THE PROBLEM: In the entries, find all lines that hold the word "MOBI" and copy them.
::::::::::
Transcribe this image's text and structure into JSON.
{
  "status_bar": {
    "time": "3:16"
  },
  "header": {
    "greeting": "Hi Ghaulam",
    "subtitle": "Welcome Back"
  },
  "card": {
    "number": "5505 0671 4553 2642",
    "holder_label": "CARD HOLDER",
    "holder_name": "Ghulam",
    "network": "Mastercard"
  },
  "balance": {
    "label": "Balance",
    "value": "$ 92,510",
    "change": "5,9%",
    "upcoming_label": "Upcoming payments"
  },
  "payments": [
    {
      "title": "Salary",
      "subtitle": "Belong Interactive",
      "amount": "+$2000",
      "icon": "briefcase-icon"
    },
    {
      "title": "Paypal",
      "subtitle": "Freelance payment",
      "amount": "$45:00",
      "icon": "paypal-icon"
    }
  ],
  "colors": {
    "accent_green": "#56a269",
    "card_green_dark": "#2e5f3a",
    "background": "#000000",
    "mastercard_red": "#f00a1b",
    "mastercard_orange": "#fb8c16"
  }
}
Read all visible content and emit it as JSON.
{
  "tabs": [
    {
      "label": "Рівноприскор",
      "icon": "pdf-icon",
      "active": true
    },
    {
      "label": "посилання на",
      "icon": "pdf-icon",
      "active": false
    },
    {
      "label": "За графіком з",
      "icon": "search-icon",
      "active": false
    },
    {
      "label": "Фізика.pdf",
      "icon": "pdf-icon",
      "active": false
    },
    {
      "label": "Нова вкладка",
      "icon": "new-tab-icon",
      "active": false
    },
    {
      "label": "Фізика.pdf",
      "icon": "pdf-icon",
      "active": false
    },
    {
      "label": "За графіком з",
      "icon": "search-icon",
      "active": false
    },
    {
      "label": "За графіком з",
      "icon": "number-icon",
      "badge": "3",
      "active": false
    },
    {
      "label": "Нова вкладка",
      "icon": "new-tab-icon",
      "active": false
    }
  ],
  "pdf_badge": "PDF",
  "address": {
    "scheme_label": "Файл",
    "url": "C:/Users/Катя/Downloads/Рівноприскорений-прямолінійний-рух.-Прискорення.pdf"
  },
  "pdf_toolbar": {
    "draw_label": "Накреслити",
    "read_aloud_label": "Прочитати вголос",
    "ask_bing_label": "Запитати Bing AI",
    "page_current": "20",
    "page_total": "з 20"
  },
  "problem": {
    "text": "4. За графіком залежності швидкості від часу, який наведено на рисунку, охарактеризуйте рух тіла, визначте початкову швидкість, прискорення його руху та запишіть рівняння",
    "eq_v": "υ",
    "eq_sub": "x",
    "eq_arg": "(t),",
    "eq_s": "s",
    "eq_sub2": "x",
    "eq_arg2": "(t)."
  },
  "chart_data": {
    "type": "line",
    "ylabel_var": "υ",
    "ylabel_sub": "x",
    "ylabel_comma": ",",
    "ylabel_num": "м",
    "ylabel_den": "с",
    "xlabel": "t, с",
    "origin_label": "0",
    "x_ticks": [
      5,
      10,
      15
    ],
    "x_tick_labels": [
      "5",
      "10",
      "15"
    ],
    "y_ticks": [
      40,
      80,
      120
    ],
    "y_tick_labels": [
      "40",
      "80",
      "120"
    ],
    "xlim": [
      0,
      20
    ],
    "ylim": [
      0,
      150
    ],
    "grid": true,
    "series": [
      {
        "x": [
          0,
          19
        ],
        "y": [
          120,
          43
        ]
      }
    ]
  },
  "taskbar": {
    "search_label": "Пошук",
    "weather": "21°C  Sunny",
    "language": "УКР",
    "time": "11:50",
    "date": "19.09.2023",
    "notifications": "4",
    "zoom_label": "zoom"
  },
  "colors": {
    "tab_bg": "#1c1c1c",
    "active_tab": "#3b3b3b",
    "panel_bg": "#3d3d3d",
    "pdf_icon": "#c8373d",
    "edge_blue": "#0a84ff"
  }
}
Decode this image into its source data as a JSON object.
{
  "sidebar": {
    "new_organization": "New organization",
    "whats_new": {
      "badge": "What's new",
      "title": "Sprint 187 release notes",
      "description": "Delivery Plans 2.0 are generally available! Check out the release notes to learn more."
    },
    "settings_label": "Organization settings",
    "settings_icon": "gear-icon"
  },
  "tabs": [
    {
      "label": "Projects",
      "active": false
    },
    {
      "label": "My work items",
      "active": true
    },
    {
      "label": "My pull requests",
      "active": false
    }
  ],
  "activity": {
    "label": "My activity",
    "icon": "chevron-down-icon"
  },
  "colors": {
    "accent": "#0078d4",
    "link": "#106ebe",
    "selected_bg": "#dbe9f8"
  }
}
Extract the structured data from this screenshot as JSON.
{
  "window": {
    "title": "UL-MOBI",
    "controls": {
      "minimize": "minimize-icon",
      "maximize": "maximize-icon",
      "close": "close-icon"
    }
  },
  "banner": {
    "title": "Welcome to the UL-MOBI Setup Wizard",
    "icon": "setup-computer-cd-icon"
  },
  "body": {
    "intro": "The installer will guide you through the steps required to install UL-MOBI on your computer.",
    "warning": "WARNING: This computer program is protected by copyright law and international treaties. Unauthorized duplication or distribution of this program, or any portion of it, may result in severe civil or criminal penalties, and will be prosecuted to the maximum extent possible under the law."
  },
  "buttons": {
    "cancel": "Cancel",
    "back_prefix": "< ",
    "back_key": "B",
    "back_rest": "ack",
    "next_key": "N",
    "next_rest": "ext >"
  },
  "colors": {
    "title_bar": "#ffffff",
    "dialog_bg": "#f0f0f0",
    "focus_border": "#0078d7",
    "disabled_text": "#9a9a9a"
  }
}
::::::::::
SOLUTION BELOW:
    "title": "UL-MOBI",
    "title": "Welcome to the UL-MOBI Setup Wizard",
    "intro": "The installer will guide you through the steps required to install UL-MOBI on your computer.",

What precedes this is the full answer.